WHAT YOU ARE ASKED TO DO:
Within the listing below, locate all lines containing the word "incrementing". Copy each one.

---- AVAILABLE DATA

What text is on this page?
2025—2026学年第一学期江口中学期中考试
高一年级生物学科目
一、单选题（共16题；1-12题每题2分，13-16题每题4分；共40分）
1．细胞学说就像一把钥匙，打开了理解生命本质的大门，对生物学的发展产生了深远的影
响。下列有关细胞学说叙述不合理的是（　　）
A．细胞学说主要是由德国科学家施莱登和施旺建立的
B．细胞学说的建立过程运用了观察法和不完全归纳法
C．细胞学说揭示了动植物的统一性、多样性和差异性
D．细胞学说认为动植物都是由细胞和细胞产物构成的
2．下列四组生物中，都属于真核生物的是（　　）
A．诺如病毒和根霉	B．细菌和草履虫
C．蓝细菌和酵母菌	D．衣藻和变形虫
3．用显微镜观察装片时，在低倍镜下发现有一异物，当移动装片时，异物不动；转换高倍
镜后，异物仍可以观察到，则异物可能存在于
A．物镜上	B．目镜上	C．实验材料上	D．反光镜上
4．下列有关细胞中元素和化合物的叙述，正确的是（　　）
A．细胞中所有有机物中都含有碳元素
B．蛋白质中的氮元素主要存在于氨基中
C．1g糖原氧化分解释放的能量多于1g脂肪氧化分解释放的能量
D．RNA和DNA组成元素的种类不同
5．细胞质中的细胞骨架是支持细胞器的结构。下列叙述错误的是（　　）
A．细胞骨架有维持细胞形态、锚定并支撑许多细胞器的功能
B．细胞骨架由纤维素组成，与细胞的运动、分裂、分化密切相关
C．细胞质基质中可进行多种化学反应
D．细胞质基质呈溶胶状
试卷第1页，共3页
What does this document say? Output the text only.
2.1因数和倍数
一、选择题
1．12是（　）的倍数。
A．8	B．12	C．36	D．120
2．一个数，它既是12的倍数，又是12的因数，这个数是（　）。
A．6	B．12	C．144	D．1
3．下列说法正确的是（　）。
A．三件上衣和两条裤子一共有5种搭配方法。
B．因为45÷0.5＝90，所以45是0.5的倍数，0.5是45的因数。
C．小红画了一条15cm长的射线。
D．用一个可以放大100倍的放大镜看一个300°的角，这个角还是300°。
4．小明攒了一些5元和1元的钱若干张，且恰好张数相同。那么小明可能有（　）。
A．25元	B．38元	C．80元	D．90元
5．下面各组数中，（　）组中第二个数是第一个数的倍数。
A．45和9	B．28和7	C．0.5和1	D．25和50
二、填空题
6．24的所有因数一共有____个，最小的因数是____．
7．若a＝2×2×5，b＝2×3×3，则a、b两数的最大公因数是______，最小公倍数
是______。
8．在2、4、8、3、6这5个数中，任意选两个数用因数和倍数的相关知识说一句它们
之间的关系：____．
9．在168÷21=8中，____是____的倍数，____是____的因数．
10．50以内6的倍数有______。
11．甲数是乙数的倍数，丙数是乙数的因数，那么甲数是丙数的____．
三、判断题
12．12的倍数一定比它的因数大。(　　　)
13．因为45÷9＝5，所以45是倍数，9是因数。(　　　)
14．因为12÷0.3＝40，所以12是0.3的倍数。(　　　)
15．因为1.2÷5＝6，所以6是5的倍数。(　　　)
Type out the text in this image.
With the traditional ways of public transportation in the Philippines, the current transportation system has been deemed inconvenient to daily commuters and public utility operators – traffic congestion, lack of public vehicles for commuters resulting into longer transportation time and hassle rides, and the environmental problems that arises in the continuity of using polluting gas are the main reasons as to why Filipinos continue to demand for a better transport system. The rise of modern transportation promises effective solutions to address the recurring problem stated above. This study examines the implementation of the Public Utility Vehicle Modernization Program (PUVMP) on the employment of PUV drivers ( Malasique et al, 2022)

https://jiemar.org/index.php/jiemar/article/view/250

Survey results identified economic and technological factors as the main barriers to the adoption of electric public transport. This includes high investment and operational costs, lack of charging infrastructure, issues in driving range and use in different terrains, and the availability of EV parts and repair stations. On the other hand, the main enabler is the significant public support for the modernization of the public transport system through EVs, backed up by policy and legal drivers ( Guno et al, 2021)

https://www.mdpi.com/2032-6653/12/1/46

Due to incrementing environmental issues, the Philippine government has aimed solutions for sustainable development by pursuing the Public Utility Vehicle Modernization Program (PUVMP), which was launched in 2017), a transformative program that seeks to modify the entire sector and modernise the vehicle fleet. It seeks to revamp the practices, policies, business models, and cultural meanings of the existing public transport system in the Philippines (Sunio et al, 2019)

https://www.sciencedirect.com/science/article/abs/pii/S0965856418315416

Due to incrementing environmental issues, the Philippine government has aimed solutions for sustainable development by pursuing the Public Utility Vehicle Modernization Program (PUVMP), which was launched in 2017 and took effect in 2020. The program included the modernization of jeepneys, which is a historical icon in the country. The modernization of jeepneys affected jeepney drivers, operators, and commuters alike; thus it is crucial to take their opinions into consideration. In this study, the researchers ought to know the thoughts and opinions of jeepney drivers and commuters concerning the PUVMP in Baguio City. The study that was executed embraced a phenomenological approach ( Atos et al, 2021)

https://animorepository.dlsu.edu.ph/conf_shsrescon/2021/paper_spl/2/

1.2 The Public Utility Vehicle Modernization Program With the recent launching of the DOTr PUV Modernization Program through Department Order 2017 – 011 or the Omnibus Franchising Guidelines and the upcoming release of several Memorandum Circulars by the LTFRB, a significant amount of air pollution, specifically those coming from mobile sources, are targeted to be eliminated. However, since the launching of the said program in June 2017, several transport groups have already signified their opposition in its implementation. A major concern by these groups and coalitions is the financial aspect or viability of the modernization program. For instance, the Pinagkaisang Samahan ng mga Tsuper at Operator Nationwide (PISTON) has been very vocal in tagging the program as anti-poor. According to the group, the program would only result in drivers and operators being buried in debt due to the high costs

--------

SOLUTION TO THE EXERCISE:
Due to incrementing environmental issues, the Philippine government has aimed solutions for sustainable development by pursuing the Public Utility Vehicle Modernization Program (PUVMP), which was launched in 2017), a transformative program that seeks to modify the entire sector and modernise the vehicle fleet. It seeks to revamp the practices, policies, business models, and cultural meanings of the existing public transport system in the Philippines (Sunio et al, 2019)
Due to incrementing environmental issues, the Philippine government has aimed solutions for sustainable development by pursuing the Public Utility Vehicle Modernization Program (PUVMP), which was launched in 2017 and took effect in 2020. The program included the modernization of jeepneys, which is a historical icon in the country. The modernization of jeepneys affected jeepney drivers, operators, and commuters alike; thus it is crucial to take their opinions into consideration. In this study, the researchers ought to know the thoughts and opinions of jeepney drivers and commuters concerning the PUVMP in Baguio City. The study that was executed embraced a phenomenological approach ( Atos et al, 2021)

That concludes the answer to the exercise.